┌─ AVAILABLE DATA

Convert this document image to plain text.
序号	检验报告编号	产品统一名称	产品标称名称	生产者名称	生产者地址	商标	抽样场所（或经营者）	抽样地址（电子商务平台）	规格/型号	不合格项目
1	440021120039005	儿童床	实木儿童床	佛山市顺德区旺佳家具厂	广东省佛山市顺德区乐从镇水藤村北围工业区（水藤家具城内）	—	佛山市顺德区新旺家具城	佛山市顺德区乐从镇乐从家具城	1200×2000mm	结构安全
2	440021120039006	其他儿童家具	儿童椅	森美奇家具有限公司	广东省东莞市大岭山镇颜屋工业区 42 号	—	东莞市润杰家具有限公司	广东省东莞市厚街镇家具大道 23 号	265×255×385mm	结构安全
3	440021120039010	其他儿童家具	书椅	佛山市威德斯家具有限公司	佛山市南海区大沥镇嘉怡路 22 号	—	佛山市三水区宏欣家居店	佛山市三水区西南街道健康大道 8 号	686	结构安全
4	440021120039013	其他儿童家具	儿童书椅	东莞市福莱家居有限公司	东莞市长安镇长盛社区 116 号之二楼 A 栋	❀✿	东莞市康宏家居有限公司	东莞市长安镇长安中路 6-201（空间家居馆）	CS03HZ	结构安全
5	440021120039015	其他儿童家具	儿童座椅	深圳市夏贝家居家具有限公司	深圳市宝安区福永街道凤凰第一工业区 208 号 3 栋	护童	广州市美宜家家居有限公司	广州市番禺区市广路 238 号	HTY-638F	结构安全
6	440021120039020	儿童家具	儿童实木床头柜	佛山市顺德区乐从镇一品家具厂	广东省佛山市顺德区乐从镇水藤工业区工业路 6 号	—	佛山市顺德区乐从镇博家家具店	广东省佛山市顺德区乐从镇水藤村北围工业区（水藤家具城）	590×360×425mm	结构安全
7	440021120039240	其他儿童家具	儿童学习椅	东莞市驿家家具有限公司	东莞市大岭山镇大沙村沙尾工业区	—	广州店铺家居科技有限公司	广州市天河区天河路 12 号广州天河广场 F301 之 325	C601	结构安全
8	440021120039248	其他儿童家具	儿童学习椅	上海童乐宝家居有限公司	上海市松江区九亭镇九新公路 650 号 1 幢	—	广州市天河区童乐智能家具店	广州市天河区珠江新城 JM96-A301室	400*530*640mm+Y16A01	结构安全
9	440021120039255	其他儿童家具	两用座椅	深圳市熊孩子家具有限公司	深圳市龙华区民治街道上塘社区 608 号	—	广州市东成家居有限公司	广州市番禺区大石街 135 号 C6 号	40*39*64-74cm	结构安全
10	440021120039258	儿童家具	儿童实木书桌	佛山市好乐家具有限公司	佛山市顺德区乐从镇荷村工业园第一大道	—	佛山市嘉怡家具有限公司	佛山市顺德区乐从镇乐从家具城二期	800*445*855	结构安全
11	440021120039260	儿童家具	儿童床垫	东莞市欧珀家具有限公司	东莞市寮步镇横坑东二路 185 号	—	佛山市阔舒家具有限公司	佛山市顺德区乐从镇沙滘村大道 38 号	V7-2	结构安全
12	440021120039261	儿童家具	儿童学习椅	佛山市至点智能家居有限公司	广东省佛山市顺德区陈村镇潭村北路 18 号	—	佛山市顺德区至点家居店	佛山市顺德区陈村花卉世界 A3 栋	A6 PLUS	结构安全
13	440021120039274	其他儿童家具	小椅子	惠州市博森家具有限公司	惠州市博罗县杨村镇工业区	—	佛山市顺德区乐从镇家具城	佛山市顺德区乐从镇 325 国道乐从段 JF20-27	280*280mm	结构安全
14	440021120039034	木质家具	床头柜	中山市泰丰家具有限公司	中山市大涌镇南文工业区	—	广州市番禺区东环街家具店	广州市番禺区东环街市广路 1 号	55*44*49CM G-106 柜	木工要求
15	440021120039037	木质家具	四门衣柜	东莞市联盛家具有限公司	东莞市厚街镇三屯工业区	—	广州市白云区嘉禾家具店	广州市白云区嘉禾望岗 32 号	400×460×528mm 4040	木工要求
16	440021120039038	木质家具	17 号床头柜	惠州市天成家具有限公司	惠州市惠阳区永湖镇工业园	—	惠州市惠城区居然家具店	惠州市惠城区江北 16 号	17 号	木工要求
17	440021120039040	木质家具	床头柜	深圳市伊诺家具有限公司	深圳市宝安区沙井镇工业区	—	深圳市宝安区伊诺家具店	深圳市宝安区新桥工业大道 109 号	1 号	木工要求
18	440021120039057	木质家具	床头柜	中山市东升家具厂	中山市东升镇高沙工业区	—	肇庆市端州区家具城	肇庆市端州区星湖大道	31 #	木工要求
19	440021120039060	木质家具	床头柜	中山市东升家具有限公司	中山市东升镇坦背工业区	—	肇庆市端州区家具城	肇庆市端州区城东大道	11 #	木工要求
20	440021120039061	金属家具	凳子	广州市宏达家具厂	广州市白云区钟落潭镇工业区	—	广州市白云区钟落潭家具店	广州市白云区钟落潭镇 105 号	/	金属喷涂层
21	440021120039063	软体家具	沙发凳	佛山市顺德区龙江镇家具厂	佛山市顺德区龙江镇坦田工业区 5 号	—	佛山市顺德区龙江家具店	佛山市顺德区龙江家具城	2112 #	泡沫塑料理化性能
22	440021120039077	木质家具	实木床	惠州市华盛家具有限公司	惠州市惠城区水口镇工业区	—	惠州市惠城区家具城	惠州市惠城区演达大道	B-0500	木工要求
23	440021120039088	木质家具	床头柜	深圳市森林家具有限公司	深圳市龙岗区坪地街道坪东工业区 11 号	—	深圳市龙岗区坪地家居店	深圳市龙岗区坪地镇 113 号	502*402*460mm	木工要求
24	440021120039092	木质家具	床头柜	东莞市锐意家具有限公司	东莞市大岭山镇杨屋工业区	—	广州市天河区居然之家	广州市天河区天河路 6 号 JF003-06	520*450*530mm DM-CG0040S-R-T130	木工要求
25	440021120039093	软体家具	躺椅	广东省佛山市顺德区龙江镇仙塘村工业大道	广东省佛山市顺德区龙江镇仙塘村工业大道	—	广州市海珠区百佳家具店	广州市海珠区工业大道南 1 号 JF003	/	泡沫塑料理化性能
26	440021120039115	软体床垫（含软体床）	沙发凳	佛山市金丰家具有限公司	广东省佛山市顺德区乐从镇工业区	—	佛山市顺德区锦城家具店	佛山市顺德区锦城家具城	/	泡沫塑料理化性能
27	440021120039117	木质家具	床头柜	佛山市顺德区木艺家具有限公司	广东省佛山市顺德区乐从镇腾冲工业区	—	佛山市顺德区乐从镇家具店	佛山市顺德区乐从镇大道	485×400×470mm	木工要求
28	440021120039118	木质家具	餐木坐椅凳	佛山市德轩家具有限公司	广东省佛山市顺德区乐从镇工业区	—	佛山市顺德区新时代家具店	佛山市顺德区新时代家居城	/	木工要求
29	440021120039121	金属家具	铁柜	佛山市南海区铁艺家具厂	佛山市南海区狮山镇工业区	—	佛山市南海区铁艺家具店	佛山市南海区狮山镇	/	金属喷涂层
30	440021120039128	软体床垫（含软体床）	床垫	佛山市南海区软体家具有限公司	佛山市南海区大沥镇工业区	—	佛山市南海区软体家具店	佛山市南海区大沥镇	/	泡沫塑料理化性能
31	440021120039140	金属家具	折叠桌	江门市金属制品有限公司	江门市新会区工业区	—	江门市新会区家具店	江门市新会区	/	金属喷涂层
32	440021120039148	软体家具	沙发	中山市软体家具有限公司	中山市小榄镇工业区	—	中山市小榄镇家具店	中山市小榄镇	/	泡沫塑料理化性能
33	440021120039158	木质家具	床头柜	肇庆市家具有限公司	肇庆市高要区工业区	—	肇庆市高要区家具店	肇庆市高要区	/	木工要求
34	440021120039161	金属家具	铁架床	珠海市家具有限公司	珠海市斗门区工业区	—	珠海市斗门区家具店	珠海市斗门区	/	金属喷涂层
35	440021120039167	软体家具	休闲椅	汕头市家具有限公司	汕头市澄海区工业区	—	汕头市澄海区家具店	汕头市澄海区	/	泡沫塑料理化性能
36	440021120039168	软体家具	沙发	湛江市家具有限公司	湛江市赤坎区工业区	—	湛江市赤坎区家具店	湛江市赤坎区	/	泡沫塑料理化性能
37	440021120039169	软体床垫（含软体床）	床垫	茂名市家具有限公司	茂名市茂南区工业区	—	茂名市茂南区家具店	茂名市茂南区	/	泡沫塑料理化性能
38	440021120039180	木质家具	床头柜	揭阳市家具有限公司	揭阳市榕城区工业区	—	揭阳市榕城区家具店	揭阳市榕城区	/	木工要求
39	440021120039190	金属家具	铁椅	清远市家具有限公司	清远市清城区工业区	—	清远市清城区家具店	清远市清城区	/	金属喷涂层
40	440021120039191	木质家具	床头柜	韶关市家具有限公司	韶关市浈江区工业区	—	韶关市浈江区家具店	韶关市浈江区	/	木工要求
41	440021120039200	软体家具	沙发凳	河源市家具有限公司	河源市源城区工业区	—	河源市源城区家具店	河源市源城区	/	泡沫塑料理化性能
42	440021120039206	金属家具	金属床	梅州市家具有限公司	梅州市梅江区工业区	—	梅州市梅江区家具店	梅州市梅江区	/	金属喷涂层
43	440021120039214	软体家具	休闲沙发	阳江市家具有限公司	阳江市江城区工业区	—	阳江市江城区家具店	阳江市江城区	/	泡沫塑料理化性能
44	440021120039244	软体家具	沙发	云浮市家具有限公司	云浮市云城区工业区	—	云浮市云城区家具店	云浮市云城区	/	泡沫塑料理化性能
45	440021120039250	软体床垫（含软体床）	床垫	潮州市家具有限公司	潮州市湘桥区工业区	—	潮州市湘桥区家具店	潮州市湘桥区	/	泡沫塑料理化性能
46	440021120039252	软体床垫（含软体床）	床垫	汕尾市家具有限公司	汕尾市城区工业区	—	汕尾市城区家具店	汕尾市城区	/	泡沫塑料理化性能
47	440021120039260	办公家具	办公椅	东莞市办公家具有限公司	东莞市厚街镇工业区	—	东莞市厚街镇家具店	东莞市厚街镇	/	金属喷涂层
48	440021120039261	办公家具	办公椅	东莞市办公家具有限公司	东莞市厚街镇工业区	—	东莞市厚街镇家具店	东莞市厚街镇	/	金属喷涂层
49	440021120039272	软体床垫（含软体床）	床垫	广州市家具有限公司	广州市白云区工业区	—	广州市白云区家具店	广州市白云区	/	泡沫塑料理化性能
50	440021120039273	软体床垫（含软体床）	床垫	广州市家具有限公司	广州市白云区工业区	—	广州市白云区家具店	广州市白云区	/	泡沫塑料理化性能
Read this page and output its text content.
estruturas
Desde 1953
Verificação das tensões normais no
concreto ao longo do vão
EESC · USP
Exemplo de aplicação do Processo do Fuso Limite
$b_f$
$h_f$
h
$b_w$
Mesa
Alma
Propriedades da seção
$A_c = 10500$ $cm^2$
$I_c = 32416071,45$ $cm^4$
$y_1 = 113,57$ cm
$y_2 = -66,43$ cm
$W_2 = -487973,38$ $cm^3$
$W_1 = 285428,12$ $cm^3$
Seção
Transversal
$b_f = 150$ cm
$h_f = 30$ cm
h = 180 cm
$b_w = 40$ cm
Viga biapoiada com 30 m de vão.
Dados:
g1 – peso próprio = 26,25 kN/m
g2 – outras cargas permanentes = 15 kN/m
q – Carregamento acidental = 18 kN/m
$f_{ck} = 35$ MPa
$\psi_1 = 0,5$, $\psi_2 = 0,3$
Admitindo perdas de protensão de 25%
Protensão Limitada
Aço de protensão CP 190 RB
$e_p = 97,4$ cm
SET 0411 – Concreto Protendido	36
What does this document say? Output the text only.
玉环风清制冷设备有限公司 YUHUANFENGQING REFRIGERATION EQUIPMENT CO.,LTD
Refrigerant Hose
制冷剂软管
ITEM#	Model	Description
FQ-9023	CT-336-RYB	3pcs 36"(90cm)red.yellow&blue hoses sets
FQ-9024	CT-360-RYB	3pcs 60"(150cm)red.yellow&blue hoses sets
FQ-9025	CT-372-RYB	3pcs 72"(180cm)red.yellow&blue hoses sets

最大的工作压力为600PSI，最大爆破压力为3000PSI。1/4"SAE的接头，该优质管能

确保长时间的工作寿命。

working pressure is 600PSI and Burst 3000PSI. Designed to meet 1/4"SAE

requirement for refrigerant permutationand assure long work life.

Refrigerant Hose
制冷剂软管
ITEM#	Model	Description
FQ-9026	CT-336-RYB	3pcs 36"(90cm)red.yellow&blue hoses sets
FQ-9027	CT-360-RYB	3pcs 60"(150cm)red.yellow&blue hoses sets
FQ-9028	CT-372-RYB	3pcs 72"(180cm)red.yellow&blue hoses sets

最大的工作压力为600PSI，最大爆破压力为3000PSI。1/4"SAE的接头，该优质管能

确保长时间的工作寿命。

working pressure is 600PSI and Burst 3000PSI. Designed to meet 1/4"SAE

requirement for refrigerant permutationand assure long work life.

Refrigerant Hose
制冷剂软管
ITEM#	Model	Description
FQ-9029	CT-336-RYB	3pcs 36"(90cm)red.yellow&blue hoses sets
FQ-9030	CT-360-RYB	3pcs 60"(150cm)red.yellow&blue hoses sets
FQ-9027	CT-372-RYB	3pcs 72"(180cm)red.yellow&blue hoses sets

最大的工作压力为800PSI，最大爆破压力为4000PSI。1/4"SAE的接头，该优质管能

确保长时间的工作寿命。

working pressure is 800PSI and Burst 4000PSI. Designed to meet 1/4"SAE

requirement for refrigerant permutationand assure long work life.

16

└─

▶ [EXERCISE BRIEF] Could you give again exactly the lines from the line containing "What does this" through the final line of the data above, and no others?

▶ [SOLUTION TO THIS EXERCISE]
What does this document say? Output the text only.
玉环风清制冷设备有限公司 YUHUANFENGQING REFRIGERATION EQUIPMENT CO.,LTD
Refrigerant Hose
制冷剂软管
ITEM#	Model	Description
FQ-9023	CT-336-RYB	3pcs 36"(90cm)red.yellow&blue hoses sets
FQ-9024	CT-360-RYB	3pcs 60"(150cm)red.yellow&blue hoses sets
FQ-9025	CT-372-RYB	3pcs 72"(180cm)red.yellow&blue hoses sets

最大的工作压力为600PSI，最大爆破压力为3000PSI。1/4"SAE的接头，该优质管能

确保长时间的工作寿命。

working pressure is 600PSI and Burst 3000PSI. Designed to meet 1/4"SAE

requirement for refrigerant permutationand assure long work life.

Refrigerant Hose
制冷剂软管
ITEM#	Model	Description
FQ-9026	CT-336-RYB	3pcs 36"(90cm)red.yellow&blue hoses sets
FQ-9027	CT-360-RYB	3pcs 60"(150cm)red.yellow&blue hoses sets
FQ-9028	CT-372-RYB	3pcs 72"(180cm)red.yellow&blue hoses sets

最大的工作压力为600PSI，最大爆破压力为3000PSI。1/4"SAE的接头，该优质管能

确保长时间的工作寿命。

working pressure is 600PSI and Burst 3000PSI. Designed to meet 1/4"SAE

requirement for refrigerant permutationand assure long work life.

Refrigerant Hose
制冷剂软管
ITEM#	Model	Description
FQ-9029	CT-336-RYB	3pcs 36"(90cm)red.yellow&blue hoses sets
FQ-9030	CT-360-RYB	3pcs 60"(150cm)red.yellow&blue hoses sets
FQ-9027	CT-372-RYB	3pcs 72"(180cm)red.yellow&blue hoses sets

最大的工作压力为800PSI，最大爆破压力为4000PSI。1/4"SAE的接头，该优质管能

确保长时间的工作寿命。

working pressure is 800PSI and Burst 4000PSI. Designed to meet 1/4"SAE

requirement for refrigerant permutationand assure long work life.

16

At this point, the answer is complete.